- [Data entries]

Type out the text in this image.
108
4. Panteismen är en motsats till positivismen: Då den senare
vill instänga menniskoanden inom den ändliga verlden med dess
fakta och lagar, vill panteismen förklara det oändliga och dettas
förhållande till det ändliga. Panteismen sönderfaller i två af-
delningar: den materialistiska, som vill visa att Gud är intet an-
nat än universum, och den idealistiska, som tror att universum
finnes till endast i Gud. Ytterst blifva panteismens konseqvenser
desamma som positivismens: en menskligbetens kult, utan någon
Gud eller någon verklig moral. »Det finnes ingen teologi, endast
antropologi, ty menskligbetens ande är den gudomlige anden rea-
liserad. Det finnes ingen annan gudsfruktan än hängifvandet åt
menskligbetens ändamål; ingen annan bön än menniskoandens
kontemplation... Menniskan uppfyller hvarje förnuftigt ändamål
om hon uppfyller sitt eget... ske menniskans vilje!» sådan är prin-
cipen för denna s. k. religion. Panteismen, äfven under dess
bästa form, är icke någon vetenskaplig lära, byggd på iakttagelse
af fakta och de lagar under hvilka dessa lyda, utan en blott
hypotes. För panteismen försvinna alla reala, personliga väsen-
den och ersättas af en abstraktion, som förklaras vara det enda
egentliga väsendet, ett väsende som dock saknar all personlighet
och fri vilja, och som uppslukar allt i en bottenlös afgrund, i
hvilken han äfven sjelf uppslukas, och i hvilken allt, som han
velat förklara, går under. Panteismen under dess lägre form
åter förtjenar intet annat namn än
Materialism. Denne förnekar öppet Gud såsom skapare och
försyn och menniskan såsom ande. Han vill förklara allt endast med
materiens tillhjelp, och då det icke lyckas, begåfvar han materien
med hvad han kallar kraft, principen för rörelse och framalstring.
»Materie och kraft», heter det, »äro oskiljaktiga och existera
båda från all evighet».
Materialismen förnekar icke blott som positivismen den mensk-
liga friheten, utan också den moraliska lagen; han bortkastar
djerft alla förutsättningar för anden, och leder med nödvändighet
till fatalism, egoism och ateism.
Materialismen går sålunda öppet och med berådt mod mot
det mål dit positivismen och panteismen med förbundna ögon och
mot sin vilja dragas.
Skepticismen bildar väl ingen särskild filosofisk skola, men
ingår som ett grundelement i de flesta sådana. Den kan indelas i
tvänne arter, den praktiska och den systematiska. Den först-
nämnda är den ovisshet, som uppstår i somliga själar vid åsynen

- [Aim of the exercise] Report the number of lines of the listing above that hold the string "icke", with no other text.

- [Exercise answer] 3